┌──

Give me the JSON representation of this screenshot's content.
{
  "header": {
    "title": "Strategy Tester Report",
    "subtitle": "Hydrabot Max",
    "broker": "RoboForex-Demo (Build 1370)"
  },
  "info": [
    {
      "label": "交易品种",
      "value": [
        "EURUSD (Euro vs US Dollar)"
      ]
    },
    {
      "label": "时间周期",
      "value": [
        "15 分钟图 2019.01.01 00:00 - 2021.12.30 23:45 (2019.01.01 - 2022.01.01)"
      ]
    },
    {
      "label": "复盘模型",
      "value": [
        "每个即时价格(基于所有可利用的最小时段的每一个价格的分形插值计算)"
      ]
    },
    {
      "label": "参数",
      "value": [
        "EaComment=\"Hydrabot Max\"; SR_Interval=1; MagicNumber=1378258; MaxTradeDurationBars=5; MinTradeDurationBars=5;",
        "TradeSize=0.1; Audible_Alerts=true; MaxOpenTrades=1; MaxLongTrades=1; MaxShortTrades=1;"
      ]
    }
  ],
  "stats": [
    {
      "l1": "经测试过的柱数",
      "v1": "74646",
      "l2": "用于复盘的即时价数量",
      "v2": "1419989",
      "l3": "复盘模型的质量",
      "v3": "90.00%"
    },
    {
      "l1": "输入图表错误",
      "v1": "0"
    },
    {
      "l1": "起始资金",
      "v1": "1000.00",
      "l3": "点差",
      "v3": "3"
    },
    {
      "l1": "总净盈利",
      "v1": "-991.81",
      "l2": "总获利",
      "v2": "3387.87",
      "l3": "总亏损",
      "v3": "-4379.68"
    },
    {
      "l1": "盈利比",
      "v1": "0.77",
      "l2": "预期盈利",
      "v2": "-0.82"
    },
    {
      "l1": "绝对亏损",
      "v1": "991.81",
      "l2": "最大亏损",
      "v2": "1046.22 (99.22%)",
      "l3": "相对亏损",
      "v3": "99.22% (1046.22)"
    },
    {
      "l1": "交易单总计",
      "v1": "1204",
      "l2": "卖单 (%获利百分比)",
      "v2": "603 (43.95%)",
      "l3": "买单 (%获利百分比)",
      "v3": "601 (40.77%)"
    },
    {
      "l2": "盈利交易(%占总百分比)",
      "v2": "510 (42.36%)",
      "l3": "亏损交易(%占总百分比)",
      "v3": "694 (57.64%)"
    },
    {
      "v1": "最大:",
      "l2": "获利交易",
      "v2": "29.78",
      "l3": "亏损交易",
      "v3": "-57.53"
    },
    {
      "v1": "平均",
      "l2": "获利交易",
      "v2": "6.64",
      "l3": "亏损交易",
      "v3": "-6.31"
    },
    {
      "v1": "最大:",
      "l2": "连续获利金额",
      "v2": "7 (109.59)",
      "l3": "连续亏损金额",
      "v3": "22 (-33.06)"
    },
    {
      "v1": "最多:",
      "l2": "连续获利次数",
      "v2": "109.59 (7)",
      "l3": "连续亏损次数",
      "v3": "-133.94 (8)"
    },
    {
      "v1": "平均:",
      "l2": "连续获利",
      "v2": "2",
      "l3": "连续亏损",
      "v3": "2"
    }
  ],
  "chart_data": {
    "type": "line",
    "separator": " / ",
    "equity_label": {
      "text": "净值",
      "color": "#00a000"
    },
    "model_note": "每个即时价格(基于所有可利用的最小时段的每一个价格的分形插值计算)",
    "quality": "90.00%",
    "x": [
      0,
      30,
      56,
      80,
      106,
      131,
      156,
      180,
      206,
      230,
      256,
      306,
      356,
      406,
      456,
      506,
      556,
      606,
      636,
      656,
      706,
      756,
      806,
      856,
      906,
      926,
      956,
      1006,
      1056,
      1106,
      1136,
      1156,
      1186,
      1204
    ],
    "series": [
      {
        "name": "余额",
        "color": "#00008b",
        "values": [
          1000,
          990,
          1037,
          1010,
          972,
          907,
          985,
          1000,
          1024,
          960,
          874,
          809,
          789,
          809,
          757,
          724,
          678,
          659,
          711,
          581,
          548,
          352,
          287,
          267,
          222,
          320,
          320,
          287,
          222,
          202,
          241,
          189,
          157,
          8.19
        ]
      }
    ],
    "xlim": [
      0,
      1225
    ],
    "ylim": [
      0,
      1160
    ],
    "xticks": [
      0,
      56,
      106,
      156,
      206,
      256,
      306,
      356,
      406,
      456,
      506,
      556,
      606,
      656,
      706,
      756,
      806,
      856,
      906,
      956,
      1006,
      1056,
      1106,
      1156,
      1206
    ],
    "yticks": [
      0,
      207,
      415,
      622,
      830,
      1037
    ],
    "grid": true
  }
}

└──

Required task -> From the listing above, copy out each line where the word "Hydrabot" appears.

Solution to the problem ->
    "subtitle": "Hydrabot Max",
        "EaComment=\"Hydrabot Max\"; SR_Interval=1; MagicNumber=1378258; MaxTradeDurationBars=5; MinTradeDurationBars=5;",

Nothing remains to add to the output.